#### [What this task involves]
Go through the listing below and list every line with "trắc".

**** Records to process

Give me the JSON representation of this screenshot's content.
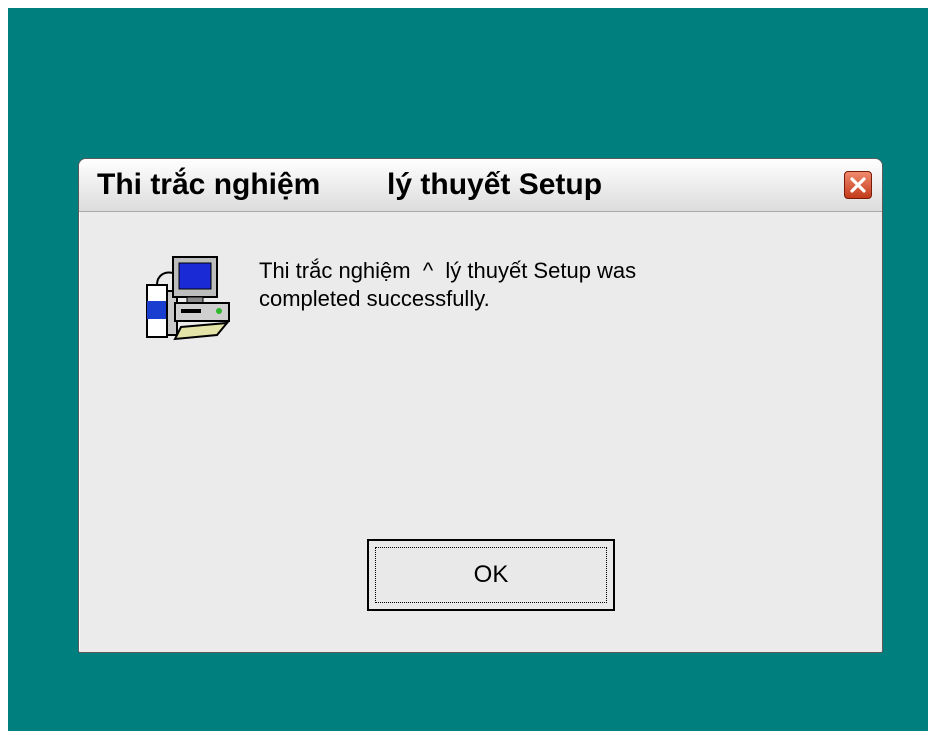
{
  "window": {
    "title": "Thi trắc nghiệm        lý thuyết Setup"
  },
  "dialog": {
    "message": "Thi trắc nghiệm  ^  lý thuyết Setup was\ncompleted successfully.",
    "ok_label": "OK"
  },
  "icons": {
    "close": "close-icon",
    "setup": "computer-setup-icon"
  },
  "colors": {
    "desktop": "#007f7f",
    "dialog_bg": "#ebebeb",
    "close_button": "#d0502e"
  }
}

********

#### [Written response]
    "title": "Thi trắc nghiệm        lý thuyết Setup"
    "message": "Thi trắc nghiệm  ^  lý thuyết Setup was\ncompleted successfully.",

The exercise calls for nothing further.